### [What the task requires]
Gather up the lines with the word "high" in them.
** start Data for the task **
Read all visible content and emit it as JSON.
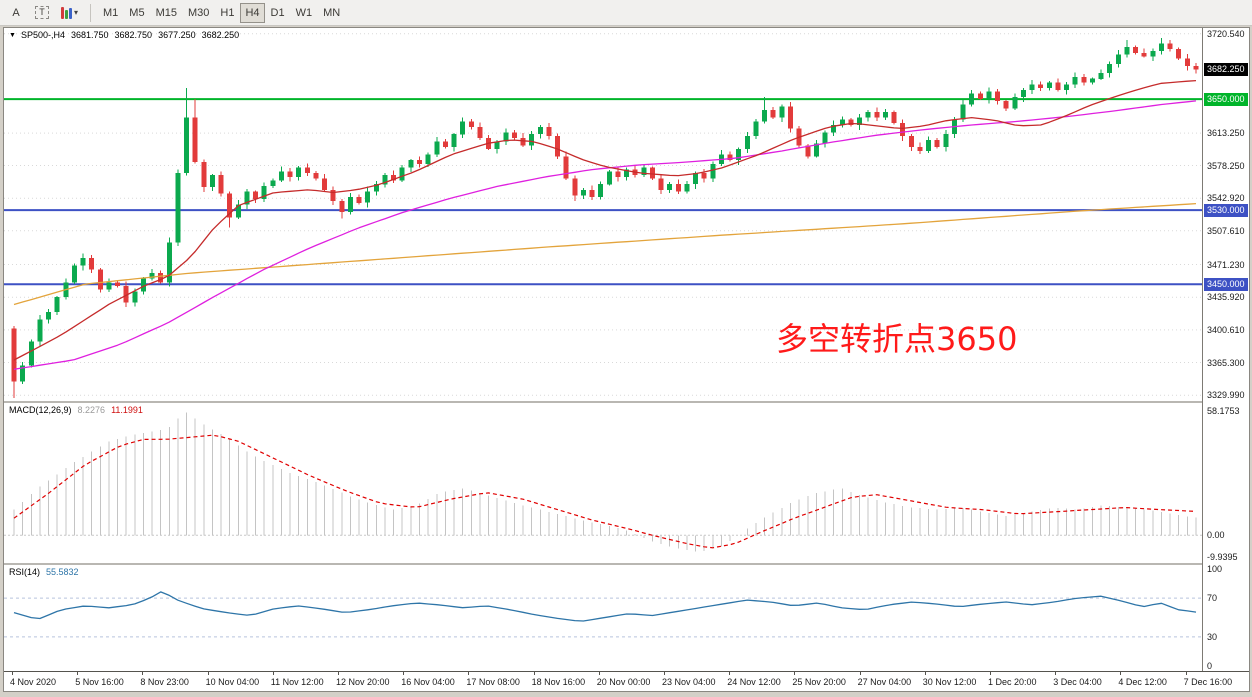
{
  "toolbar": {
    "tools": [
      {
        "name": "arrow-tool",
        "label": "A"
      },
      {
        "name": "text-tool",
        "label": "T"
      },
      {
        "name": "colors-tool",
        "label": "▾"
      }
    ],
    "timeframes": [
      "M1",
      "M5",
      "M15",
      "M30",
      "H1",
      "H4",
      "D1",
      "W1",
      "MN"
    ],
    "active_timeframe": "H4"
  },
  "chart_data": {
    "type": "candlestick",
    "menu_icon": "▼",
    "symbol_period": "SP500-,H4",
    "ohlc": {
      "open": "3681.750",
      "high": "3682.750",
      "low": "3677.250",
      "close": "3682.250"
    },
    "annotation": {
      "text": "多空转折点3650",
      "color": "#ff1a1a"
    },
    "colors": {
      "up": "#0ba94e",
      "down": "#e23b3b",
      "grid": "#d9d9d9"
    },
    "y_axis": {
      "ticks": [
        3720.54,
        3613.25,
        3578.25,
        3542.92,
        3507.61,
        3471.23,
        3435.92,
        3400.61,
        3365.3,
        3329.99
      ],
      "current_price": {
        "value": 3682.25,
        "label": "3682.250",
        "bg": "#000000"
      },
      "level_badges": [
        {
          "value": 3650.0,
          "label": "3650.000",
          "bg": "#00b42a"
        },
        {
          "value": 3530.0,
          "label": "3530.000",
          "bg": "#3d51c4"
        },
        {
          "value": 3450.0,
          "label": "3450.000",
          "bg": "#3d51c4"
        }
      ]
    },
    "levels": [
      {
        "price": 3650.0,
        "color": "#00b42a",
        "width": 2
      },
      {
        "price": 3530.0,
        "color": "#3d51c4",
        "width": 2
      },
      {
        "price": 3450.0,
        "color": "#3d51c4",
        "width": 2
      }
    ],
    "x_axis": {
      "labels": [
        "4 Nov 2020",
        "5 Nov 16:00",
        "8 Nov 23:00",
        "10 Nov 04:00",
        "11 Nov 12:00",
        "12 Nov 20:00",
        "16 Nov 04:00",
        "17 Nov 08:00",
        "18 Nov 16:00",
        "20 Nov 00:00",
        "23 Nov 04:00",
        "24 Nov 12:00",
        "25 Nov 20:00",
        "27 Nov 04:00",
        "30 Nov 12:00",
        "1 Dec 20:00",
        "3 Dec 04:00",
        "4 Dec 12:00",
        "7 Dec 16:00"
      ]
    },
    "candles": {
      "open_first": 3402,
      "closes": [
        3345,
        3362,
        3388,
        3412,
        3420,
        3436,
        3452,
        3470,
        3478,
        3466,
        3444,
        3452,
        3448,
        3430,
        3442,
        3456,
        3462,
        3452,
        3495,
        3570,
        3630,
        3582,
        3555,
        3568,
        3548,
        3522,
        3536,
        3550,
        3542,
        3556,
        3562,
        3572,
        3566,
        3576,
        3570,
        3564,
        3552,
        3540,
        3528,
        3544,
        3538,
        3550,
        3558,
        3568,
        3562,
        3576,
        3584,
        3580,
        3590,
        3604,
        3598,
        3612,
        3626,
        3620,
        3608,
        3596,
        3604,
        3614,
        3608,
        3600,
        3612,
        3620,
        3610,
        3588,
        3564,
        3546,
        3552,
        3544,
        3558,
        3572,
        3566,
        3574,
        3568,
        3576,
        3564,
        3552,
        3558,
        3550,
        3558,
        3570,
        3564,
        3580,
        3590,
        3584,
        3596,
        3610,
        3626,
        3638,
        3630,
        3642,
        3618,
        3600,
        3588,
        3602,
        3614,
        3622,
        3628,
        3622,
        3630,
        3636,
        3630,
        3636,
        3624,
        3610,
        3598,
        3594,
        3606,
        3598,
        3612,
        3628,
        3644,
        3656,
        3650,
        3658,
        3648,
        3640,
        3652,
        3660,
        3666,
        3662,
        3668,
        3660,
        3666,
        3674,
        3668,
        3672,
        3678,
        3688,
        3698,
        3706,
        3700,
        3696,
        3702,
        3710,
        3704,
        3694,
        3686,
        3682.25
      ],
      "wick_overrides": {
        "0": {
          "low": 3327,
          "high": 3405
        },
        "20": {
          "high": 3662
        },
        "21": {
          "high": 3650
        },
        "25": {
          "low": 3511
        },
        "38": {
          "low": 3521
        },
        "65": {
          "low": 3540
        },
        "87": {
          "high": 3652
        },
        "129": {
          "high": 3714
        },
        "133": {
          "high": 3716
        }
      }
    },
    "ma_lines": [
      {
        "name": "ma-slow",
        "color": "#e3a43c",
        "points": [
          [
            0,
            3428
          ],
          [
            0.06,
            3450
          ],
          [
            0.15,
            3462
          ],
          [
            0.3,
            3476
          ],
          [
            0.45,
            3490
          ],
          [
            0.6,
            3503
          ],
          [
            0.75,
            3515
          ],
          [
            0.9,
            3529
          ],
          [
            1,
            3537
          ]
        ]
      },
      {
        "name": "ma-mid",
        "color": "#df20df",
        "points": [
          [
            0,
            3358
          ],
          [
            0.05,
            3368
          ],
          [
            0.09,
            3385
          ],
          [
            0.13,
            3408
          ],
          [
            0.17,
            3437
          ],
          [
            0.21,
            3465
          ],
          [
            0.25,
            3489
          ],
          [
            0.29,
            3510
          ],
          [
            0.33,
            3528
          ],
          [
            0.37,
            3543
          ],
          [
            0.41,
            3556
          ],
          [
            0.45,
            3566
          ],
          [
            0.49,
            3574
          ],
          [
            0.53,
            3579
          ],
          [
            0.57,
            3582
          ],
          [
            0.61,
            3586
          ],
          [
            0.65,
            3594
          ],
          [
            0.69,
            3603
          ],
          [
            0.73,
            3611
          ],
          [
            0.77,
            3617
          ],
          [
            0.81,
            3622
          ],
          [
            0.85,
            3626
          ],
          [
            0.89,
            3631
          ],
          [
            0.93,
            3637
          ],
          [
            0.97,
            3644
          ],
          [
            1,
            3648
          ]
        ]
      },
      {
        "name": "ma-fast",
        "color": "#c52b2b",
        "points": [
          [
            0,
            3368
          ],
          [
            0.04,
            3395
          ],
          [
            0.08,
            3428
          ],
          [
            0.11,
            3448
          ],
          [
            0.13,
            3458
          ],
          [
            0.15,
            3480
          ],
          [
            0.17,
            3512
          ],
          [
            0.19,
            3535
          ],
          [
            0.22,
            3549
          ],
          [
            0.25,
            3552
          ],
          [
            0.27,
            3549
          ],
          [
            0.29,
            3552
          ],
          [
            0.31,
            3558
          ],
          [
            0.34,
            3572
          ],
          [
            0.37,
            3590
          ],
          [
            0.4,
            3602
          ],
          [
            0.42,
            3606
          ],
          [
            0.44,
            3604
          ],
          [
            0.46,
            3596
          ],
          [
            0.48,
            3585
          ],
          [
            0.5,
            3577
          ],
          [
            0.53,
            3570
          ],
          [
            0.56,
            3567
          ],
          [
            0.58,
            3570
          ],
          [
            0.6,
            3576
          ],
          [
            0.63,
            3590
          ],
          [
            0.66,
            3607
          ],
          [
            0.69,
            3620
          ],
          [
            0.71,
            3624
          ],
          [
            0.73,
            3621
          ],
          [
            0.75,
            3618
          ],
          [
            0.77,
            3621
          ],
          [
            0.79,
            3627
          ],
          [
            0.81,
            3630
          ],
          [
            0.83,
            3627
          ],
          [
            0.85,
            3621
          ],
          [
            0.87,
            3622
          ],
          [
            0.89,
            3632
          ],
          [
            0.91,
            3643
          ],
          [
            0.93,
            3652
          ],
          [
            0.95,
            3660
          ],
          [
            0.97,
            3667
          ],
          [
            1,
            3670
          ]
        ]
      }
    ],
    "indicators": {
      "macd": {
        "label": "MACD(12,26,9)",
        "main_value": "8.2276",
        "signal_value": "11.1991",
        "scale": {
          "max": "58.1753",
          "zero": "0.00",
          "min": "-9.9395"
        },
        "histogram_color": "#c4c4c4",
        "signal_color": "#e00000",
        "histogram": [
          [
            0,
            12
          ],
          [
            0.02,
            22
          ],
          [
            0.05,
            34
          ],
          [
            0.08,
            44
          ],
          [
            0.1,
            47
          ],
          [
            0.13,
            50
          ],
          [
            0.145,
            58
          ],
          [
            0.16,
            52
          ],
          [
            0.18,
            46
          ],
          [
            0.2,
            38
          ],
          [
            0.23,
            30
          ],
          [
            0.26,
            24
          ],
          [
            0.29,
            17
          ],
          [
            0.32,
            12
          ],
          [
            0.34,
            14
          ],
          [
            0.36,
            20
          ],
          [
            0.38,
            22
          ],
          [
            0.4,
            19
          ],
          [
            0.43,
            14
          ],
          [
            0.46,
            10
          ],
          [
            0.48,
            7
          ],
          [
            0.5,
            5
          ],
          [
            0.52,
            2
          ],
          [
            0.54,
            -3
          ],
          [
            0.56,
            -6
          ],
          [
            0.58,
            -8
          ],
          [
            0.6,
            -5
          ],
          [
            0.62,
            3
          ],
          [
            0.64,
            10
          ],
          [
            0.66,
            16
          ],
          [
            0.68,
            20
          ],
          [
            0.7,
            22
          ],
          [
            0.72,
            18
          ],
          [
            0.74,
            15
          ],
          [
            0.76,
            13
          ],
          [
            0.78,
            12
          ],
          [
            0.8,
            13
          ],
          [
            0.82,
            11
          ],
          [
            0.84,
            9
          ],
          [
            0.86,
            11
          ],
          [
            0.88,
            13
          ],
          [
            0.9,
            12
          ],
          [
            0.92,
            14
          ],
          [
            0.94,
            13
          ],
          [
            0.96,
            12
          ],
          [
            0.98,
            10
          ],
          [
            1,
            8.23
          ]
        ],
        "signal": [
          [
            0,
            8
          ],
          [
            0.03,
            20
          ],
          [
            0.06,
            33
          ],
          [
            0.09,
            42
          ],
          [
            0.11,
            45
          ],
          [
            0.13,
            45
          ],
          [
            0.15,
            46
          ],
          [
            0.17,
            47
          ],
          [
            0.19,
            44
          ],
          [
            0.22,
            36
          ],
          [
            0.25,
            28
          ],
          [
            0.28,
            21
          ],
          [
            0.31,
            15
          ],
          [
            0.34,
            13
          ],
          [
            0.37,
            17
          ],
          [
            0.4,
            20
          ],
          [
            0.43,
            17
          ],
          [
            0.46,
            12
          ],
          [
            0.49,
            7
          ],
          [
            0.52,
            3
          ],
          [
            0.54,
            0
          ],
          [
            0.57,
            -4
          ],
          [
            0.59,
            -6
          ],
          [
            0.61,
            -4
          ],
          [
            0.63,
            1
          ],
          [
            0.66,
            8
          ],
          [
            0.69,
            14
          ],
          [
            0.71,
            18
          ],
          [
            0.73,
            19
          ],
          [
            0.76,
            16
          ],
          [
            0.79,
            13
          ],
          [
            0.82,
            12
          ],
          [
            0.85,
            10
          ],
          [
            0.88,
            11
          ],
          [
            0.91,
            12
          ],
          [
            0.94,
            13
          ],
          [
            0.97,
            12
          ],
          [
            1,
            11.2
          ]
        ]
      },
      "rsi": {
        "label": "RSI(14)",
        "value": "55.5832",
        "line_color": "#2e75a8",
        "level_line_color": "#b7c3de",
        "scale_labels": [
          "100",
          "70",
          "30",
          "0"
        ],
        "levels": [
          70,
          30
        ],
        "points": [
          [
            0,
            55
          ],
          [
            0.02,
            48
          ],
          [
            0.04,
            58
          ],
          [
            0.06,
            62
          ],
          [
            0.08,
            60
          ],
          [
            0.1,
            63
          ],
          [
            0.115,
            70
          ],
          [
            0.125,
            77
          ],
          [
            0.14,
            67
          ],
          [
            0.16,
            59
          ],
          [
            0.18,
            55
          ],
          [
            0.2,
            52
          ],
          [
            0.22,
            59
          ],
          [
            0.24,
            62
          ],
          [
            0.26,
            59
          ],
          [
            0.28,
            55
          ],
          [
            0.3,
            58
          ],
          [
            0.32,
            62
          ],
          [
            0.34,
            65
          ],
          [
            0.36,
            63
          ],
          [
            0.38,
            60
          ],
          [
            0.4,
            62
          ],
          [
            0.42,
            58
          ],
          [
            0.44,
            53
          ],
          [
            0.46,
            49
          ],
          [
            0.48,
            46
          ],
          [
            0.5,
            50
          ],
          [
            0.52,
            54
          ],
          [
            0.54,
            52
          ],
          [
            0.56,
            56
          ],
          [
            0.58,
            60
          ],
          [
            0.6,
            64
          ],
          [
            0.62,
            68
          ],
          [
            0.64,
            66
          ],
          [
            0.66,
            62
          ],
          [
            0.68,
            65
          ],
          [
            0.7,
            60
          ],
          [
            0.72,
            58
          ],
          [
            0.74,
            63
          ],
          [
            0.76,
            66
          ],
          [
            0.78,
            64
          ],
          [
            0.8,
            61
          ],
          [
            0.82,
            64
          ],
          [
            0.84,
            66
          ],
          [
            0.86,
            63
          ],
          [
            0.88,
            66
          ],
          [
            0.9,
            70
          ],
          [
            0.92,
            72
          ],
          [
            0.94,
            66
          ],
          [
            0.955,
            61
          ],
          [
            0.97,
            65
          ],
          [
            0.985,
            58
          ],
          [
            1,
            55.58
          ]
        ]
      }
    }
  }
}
** end Data for the task **
** start Data for the task **
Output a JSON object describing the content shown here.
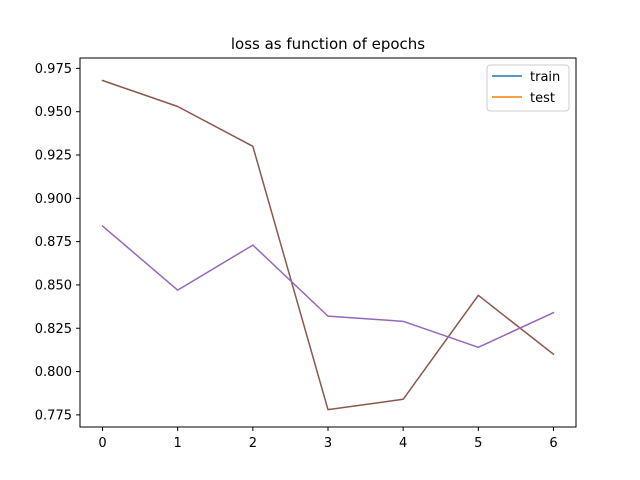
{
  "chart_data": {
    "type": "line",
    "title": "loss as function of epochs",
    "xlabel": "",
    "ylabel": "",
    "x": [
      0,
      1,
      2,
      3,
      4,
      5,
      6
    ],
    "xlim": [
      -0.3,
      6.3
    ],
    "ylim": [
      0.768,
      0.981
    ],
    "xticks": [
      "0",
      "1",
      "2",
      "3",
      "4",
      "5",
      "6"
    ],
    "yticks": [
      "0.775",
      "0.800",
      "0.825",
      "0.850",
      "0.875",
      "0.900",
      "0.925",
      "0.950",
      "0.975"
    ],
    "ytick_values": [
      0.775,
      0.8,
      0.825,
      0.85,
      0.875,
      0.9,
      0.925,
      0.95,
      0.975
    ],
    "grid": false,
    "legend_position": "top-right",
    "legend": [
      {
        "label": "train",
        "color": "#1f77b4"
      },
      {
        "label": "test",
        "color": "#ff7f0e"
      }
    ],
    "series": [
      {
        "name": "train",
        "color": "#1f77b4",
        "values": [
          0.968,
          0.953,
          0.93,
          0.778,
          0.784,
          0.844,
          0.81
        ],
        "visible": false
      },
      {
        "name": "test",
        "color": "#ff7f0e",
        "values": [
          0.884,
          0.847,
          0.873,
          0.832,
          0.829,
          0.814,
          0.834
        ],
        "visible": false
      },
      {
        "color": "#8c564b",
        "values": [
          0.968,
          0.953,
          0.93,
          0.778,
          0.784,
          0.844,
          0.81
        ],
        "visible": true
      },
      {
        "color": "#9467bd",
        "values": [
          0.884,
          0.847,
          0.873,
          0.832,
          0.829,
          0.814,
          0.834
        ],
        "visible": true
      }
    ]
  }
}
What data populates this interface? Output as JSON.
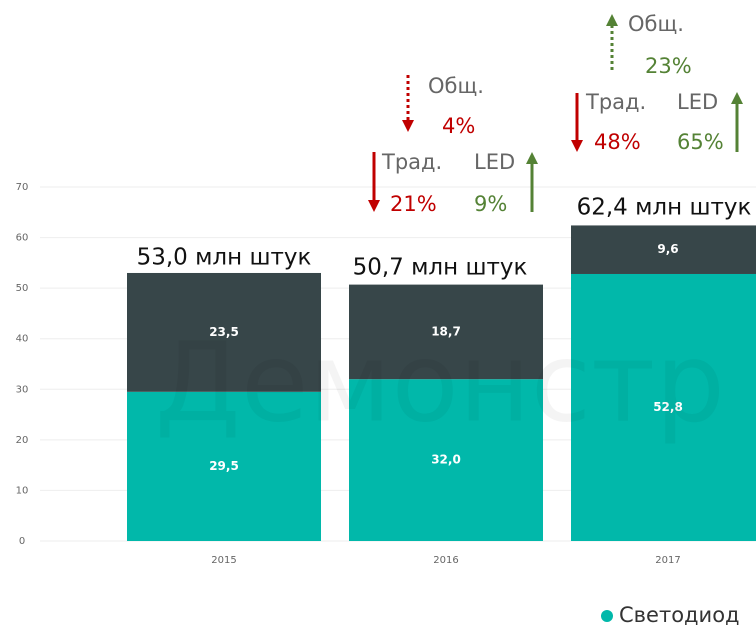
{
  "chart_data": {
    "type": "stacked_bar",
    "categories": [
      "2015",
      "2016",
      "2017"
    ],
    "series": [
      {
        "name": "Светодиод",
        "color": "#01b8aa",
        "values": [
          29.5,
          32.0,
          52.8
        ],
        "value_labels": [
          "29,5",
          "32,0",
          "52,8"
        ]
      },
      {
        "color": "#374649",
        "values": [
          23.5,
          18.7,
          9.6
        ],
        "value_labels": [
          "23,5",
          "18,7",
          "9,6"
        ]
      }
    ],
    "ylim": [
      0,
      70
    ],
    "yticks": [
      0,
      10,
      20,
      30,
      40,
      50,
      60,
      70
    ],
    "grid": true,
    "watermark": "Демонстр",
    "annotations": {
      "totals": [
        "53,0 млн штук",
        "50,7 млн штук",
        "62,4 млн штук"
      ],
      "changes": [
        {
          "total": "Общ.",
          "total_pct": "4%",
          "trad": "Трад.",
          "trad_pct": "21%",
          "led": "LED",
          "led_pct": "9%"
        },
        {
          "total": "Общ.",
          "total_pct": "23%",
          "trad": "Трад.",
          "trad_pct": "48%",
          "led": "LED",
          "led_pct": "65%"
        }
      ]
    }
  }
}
** end Data for the task **
### [Task response]
      "high": "3682.750",
          "high": 3405
          "high": 3662
          "high": 3650
          "high": 3652
          "high": 3714
          "high": 3716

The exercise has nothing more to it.